WORK INSTRUCTIONS: Every record below should be printed exactly as given.

DATA SECTION:
-- START --

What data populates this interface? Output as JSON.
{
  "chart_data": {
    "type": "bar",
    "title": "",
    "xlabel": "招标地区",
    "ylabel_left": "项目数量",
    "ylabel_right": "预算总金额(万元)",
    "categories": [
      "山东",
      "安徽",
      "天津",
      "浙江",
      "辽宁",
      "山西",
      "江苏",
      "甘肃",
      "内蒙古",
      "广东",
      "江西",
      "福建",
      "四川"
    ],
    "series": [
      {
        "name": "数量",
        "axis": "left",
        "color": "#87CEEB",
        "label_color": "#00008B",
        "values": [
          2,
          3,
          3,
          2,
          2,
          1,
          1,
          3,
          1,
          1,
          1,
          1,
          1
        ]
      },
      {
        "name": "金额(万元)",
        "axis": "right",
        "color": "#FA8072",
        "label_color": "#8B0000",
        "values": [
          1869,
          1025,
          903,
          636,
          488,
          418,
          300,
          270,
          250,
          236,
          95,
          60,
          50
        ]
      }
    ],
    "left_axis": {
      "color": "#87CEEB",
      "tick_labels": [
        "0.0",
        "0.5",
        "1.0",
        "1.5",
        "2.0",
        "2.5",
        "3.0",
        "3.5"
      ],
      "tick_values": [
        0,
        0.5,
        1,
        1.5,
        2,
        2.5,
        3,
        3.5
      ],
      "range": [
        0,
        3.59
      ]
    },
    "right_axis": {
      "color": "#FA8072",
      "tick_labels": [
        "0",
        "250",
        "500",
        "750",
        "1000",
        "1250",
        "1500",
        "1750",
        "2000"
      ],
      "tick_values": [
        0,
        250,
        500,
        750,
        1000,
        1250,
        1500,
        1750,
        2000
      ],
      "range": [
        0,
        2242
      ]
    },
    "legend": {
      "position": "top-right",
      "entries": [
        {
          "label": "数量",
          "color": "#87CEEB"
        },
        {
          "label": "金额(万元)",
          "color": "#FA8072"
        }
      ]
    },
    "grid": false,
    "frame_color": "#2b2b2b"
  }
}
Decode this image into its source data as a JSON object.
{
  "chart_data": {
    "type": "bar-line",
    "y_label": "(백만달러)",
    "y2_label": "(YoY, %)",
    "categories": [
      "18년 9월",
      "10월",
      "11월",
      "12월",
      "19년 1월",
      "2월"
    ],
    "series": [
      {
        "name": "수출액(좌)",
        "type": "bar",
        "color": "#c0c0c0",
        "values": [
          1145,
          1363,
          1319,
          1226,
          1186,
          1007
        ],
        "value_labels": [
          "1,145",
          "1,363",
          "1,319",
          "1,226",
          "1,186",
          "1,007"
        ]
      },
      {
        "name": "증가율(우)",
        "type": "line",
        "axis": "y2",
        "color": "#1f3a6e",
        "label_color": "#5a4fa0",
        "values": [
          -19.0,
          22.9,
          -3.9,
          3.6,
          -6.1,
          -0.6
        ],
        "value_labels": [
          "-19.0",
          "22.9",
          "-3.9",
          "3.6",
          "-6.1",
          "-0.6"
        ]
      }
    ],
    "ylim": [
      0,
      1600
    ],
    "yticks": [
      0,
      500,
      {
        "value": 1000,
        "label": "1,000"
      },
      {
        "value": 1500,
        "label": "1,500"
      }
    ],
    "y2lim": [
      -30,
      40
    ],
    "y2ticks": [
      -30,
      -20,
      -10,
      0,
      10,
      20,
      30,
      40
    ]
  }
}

-- END --

SOLUTION TO THE PROBLEM:
What data populates this interface? Output as JSON.
{
  "chart_data": {
    "type": "bar",
    "title": "",
    "xlabel": "招标地区",
    "ylabel_left": "项目数量",
    "ylabel_right": "预算总金额(万元)",
    "categories": [
      "山东",
      "安徽",
      "天津",
      "浙江",
      "辽宁",
      "山西",
      "江苏",
      "甘肃",
      "内蒙古",
      "广东",
      "江西",
      "福建",
      "四川"
    ],
    "series": [
      {
        "name": "数量",
        "axis": "left",
        "color": "#87CEEB",
        "label_color": "#00008B",
        "values": [
          2,
          3,
          3,
          2,
          2,
          1,
          1,
          3,
          1,
          1,
          1,
          1,
          1
        ]
      },
      {
        "name": "金额(万元)",
        "axis": "right",
        "color": "#FA8072",
        "label_color": "#8B0000",
        "values": [
          1869,
          1025,
          903,
          636,
          488,
          418,
          300,
          270,
          250,
          236,
          95,
          60,
          50
        ]
      }
    ],
    "left_axis": {
      "color": "#87CEEB",
      "tick_labels": [
        "0.0",
        "0.5",
        "1.0",
        "1.5",
        "2.0",
        "2.5",
        "3.0",
        "3.5"
      ],
      "tick_values": [
        0,
        0.5,
        1,
        1.5,
        2,
        2.5,
        3,
        3.5
      ],
      "range": [
        0,
        3.59
      ]
    },
    "right_axis": {
      "color": "#FA8072",
      "tick_labels": [
        "0",
        "250",
        "500",
        "750",
        "1000",
        "1250",
        "1500",
        "1750",
        "2000"
      ],
      "tick_values": [
        0,
        250,
        500,
        750,
        1000,
        1250,
        1500,
        1750,
        2000
      ],
      "range": [
        0,
        2242
      ]
    },
    "legend": {
      "position": "top-right",
      "entries": [
        {
          "label": "数量",
          "color": "#87CEEB"
        },
        {
          "label": "金额(万元)",
          "color": "#FA8072"
        }
      ]
    },
    "grid": false,
    "frame_color": "#2b2b2b"
  }
}
Decode this image into its source data as a JSON object.
{
  "chart_data": {
    "type": "bar-line",
    "y_label": "(백만달러)",
    "y2_label": "(YoY, %)",
    "categories": [
      "18년 9월",
      "10월",
      "11월",
      "12월",
      "19년 1월",
      "2월"
    ],
    "series": [
      {
        "name": "수출액(좌)",
        "type": "bar",
        "color": "#c0c0c0",
        "values": [
          1145,
          1363,
          1319,
          1226,
          1186,
          1007
        ],
        "value_labels": [
          "1,145",
          "1,363",
          "1,319",
          "1,226",
          "1,186",
          "1,007"
        ]
      },
      {
        "name": "증가율(우)",
        "type": "line",
        "axis": "y2",
        "color": "#1f3a6e",
        "label_color": "#5a4fa0",
        "values": [
          -19.0,
          22.9,
          -3.9,
          3.6,
          -6.1,
          -0.6
        ],
        "value_labels": [
          "-19.0",
          "22.9",
          "-3.9",
          "3.6",
          "-6.1",
          "-0.6"
        ]
      }
    ],
    "ylim": [
      0,
      1600
    ],
    "yticks": [
      0,
      500,
      {
        "value": 1000,
        "label": "1,000"
      },
      {
        "value": 1500,
        "label": "1,500"
      }
    ],
    "y2lim": [
      -30,
      40
    ],
    "y2ticks": [
      -30,
      -20,
      -10,
      0,
      10,
      20,
      30,
      40
    ]
  }
}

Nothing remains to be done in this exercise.